» **Set task**
Keep only the lines that hold the string "called", filtering out the rest of the entries below.

---------- Listed records ----------

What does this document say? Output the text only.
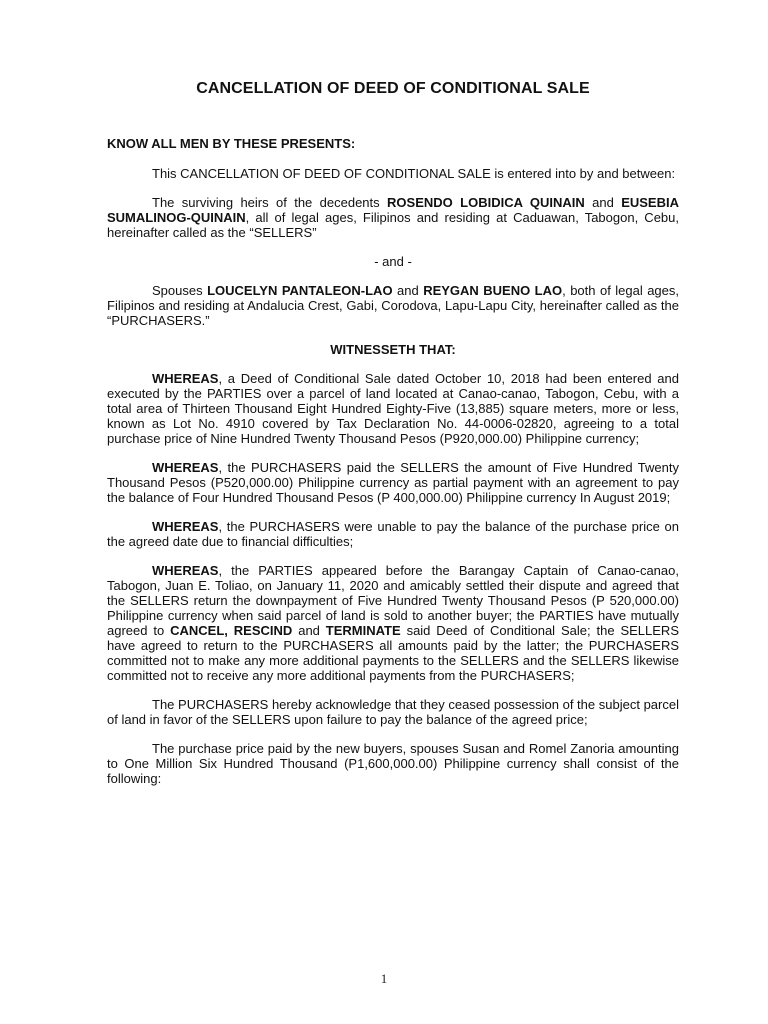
CANCELLATION OF DEED OF CONDITIONAL SALE
KNOW ALL MEN BY THESE PRESENTS:

This CANCELLATION OF DEED OF CONDITIONAL SALE is entered into by and between:

The surviving heirs of the decedents ROSENDO LOBIDICA QUINAIN and EUSEBIA SUMALINOG-QUINAIN, all of legal ages, Filipinos and residing at Caduawan, Tabogon, Cebu, hereinafter called as the “SELLERS”

- and -

Spouses LOUCELYN PANTALEON-LAO and REYGAN BUENO LAO, both of legal ages, Filipinos and residing at Andalucia Crest, Gabi, Corodova, Lapu-Lapu City, hereinafter called as the “PURCHASERS.”

WITNESSETH THAT:

WHEREAS, a Deed of Conditional Sale dated October 10, 2018 had been entered and executed by the PARTIES over a parcel of land located at Canao-canao, Tabogon, Cebu, with a total area of Thirteen Thousand Eight Hundred Eighty-Five (13,885) square meters, more or less, known as Lot No. 4910 covered by Tax Declaration No. 44-0006-02820, agreeing to a total purchase price of Nine Hundred Twenty Thousand Pesos (P920,000.00) Philippine currency;

WHEREAS, the PURCHASERS paid the SELLERS the amount of Five Hundred Twenty Thousand Pesos (P520,000.00) Philippine currency as partial payment with an agreement to pay the balance of Four Hundred Thousand Pesos (P 400,000.00) Philippine currency In August 2019;

WHEREAS, the PURCHASERS were unable to pay the balance of the purchase price on the agreed date due to financial difficulties;

WHEREAS, the PARTIES appeared before the Barangay Captain of Canao-canao, Tabogon, Juan E. Toliao, on January 11, 2020 and amicably settled their dispute and agreed that the SELLERS return the downpayment of Five Hundred Twenty Thousand Pesos (P 520,000.00) Philippine currency when said parcel of land is sold to another buyer; the PARTIES have mutually agreed to CANCEL, RESCIND and TERMINATE said Deed of Conditional Sale; the SELLERS have agreed to return to the PURCHASERS all amounts paid by the latter; the PURCHASERS committed not to make any more additional payments to the SELLERS and the SELLERS likewise committed not to receive any more additional payments from the PURCHASERS;

The PURCHASERS hereby acknowledge that they ceased possession of the subject parcel of land in favor of the SELLERS upon failure to pay the balance of the agreed price;

The purchase price paid by the new buyers, spouses Susan and Romel Zanoria amounting to One Million Six Hundred Thousand (P1,600,000.00) Philippine currency shall consist of the following:

1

----------

» **Correct answer**
The surviving heirs of the decedents ROSENDO LOBIDICA QUINAIN and EUSEBIA SUMALINOG-QUINAIN, all of legal ages, Filipinos and residing at Caduawan, Tabogon, Cebu, hereinafter called as the “SELLERS”
Spouses LOUCELYN PANTALEON-LAO and REYGAN BUENO LAO, both of legal ages, Filipinos and residing at Andalucia Crest, Gabi, Corodova, Lapu-Lapu City, hereinafter called as the “PURCHASERS.”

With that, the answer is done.